Material provided =
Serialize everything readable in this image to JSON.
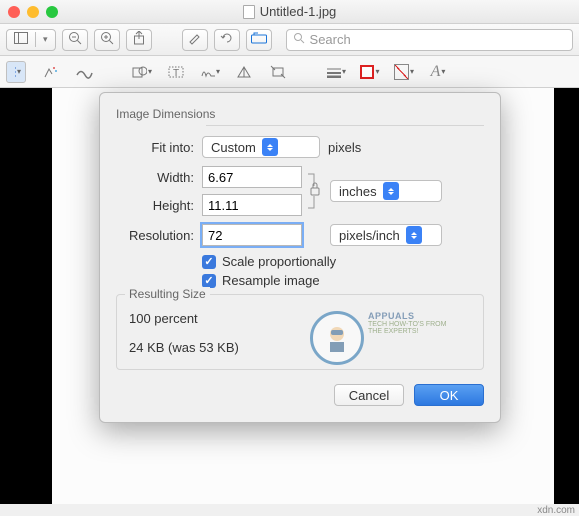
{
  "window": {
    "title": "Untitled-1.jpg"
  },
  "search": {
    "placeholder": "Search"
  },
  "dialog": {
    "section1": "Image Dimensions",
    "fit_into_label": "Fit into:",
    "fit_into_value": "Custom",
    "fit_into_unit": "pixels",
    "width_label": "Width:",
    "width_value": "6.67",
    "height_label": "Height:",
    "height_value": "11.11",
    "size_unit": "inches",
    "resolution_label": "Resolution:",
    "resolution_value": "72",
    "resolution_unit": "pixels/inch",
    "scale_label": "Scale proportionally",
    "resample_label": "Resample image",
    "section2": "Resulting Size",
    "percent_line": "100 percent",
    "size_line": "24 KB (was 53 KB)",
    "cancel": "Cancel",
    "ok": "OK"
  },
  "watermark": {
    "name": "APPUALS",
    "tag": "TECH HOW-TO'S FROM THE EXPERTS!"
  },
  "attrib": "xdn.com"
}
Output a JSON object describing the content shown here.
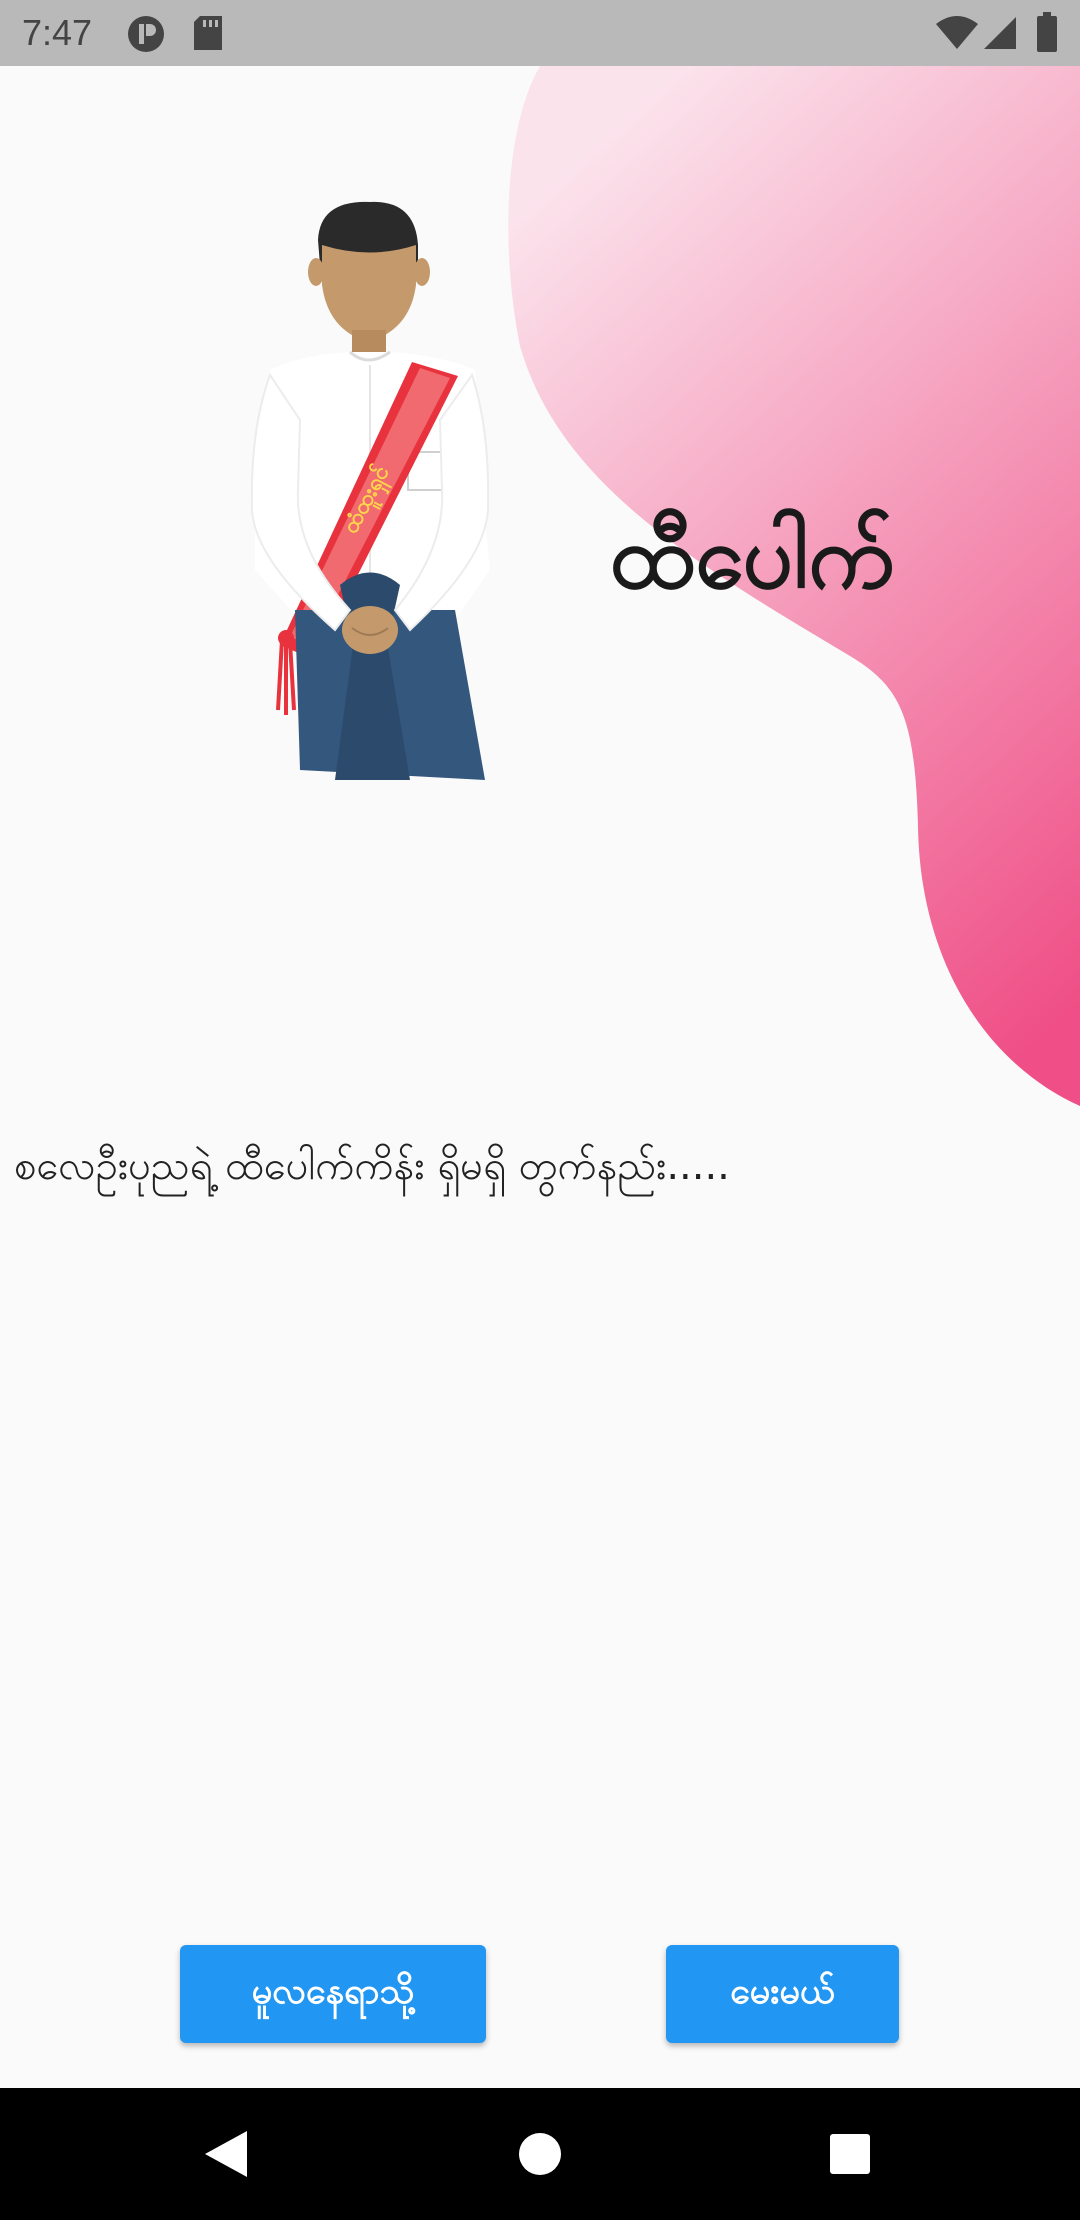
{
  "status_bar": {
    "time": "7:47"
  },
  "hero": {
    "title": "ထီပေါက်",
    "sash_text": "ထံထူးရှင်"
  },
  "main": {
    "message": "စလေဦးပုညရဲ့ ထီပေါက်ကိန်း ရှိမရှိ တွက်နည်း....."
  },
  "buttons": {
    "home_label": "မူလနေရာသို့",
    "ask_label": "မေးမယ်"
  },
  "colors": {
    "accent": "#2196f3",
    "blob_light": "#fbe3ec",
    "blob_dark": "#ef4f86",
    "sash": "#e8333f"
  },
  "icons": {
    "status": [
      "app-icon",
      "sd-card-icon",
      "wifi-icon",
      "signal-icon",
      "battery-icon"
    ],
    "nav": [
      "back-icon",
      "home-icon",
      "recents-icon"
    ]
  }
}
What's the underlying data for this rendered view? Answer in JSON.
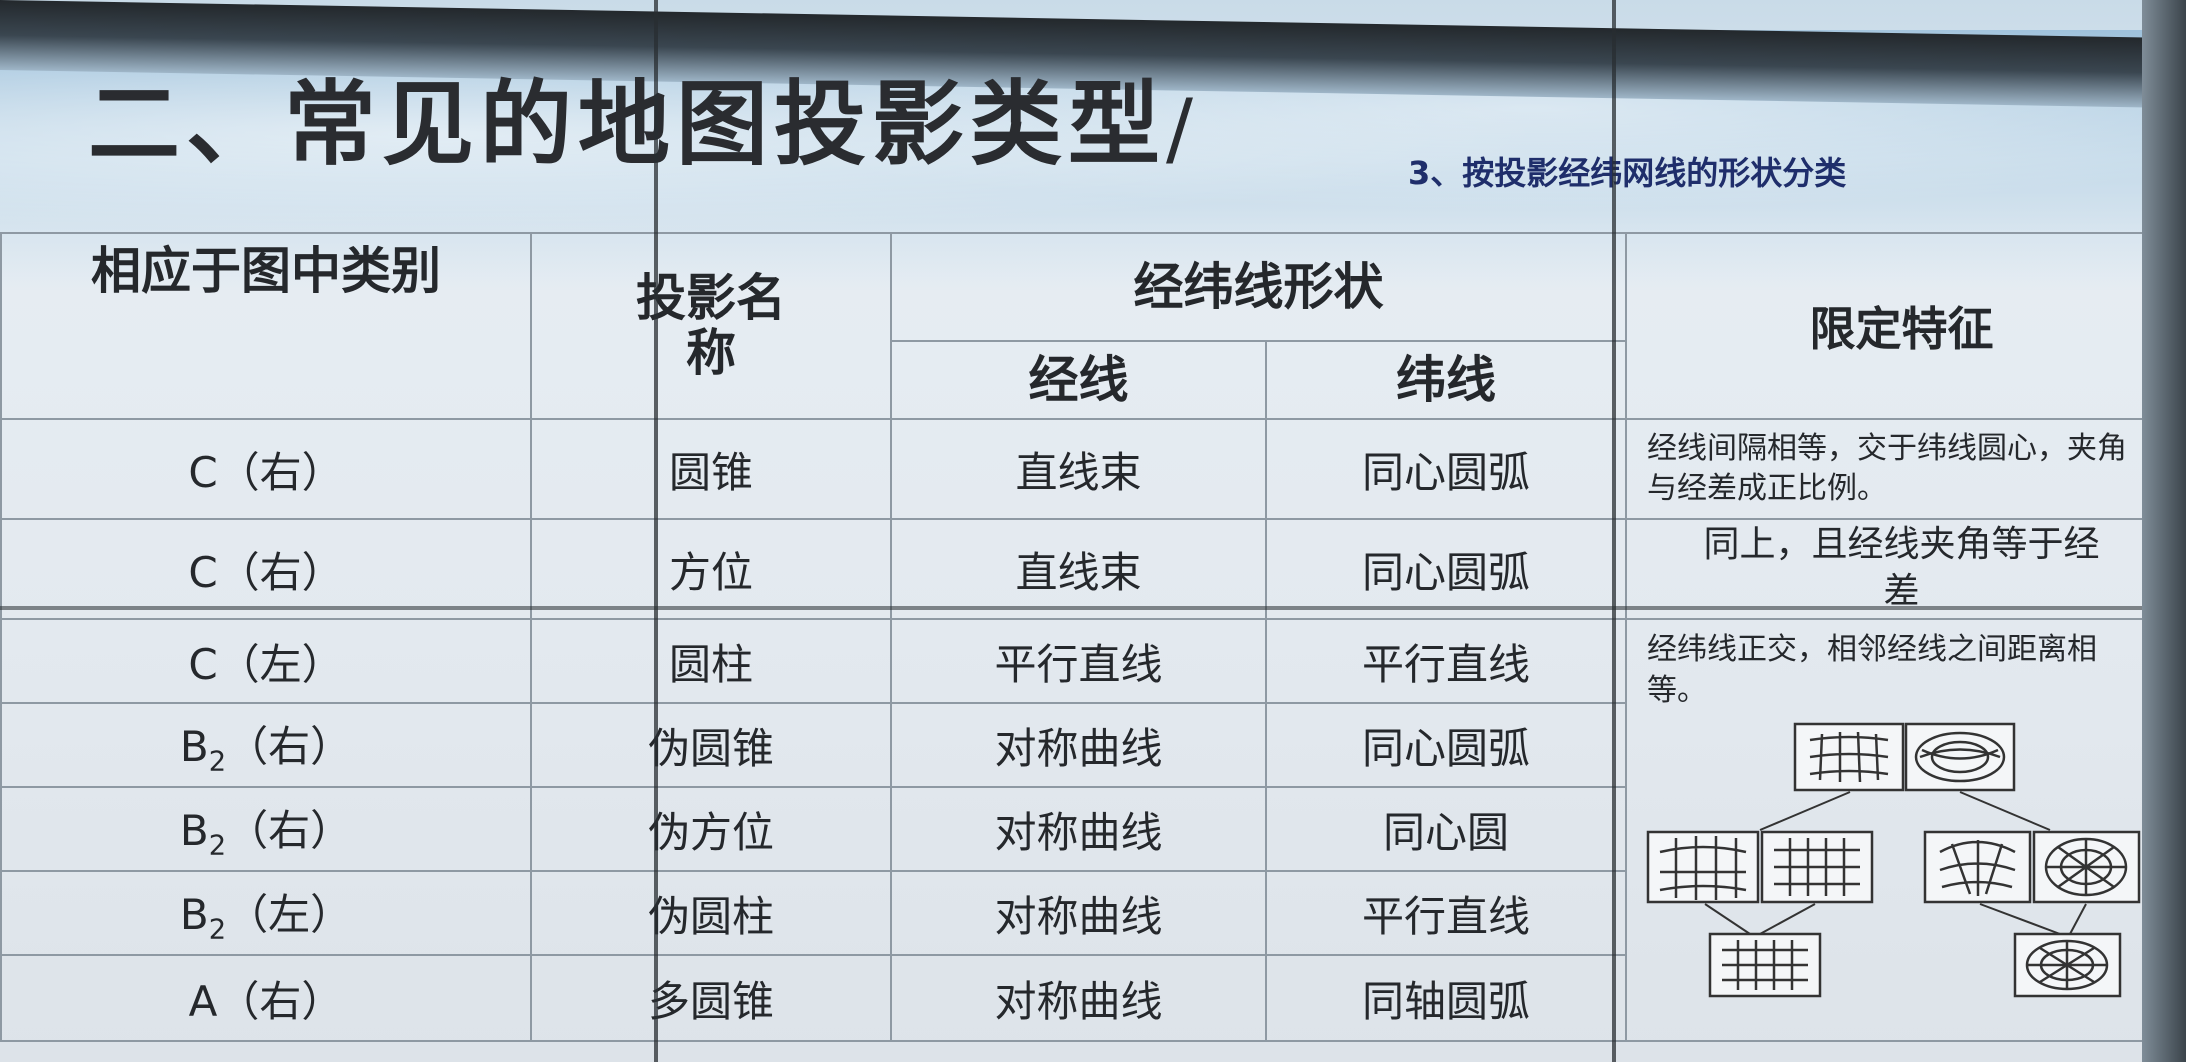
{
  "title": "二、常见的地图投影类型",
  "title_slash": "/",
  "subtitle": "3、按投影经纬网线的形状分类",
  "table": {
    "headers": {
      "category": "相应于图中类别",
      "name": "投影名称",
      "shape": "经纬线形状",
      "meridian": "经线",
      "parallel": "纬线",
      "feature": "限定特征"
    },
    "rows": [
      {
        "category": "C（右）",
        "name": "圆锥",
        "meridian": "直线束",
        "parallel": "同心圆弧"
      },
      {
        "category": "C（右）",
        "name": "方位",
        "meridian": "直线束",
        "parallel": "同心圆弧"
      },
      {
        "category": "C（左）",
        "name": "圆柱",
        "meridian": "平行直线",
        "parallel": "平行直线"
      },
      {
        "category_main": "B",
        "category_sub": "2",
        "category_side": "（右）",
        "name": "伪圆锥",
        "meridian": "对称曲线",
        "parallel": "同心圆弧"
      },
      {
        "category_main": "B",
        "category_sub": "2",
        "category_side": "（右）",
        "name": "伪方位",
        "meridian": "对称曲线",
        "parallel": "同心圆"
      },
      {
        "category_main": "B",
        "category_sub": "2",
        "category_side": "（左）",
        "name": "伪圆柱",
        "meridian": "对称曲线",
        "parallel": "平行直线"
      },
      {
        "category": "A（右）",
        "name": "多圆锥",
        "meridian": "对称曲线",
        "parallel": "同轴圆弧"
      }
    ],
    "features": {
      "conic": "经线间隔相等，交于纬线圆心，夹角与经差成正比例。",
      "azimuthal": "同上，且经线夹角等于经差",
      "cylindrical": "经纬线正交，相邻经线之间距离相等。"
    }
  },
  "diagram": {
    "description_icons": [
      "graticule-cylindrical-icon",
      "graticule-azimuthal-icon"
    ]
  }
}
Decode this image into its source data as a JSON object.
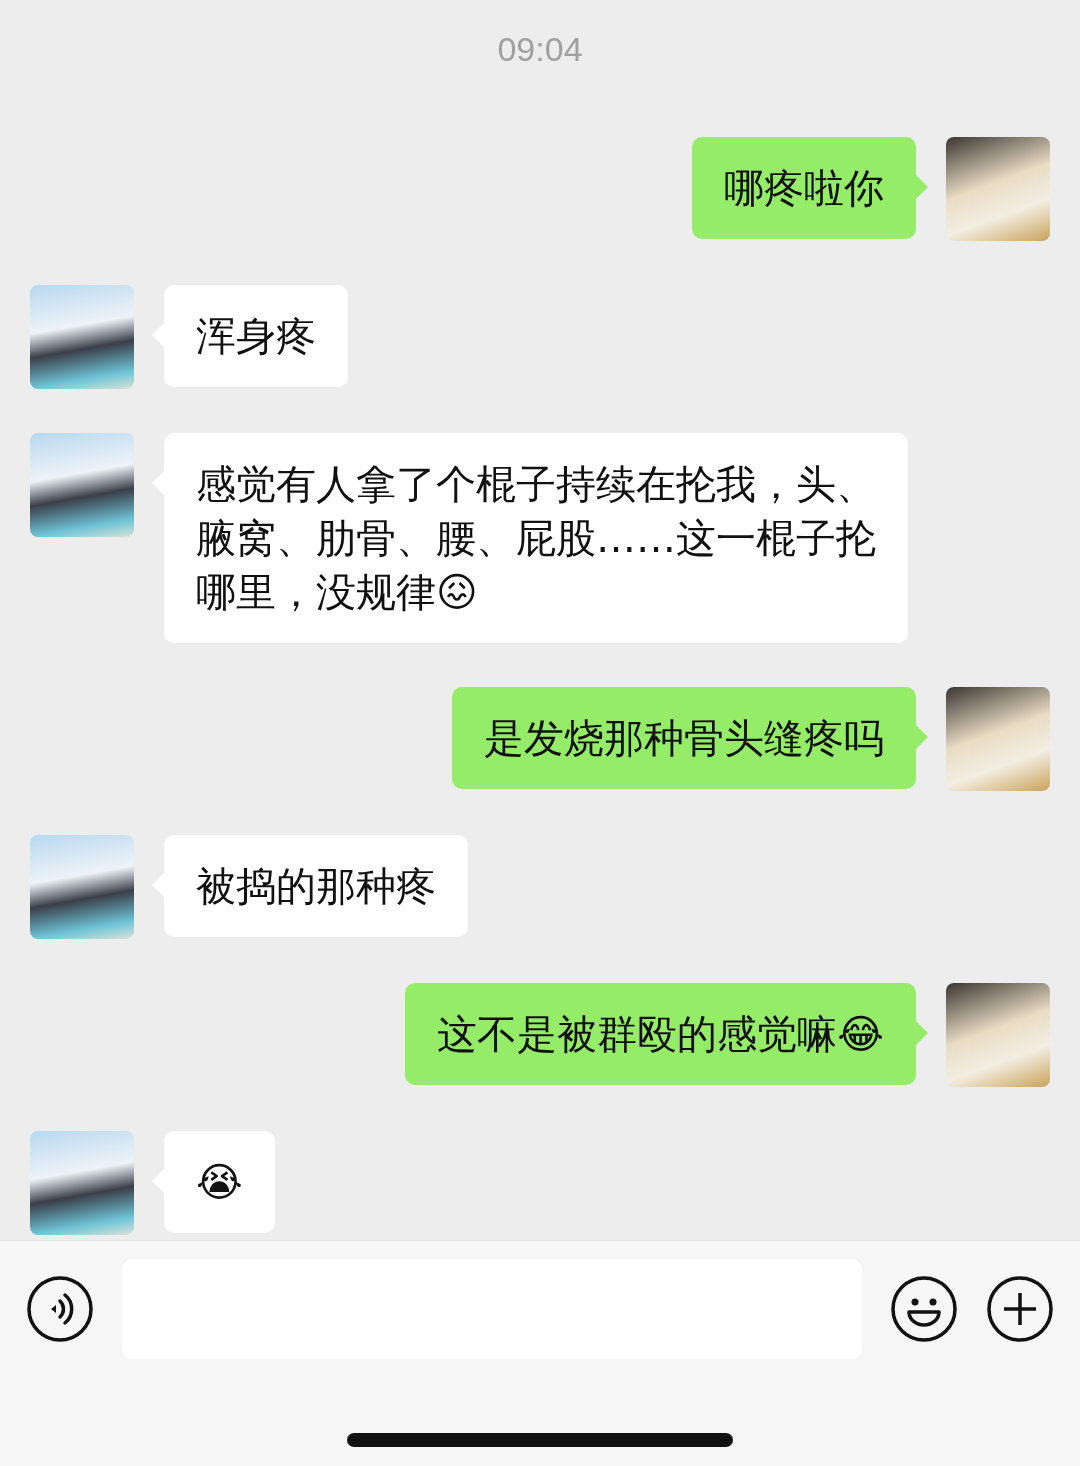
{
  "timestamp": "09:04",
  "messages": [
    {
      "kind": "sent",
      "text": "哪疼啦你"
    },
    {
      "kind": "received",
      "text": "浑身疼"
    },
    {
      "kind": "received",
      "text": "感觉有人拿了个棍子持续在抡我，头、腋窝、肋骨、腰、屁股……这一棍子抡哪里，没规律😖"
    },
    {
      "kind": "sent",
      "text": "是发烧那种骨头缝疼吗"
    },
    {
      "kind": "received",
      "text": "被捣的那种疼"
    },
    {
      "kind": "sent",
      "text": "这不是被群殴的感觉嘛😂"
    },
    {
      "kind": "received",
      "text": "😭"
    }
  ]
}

Instruction = Output the line containing "Decode this image" and each line after it, through the end of the material, exactly as given. No pictures belong in the output.

Output below =
Decode this image into its source data as a JSON object.
{
  "timestamp": "09:04",
  "messages": [
    {
      "kind": "sent",
      "text": "哪疼啦你"
    },
    {
      "kind": "received",
      "text": "浑身疼"
    },
    {
      "kind": "received",
      "text": "感觉有人拿了个棍子持续在抡我，头、腋窝、肋骨、腰、屁股……这一棍子抡哪里，没规律😖"
    },
    {
      "kind": "sent",
      "text": "是发烧那种骨头缝疼吗"
    },
    {
      "kind": "received",
      "text": "被捣的那种疼"
    },
    {
      "kind": "sent",
      "text": "这不是被群殴的感觉嘛😂"
    },
    {
      "kind": "received",
      "text": "😭"
    }
  ]
}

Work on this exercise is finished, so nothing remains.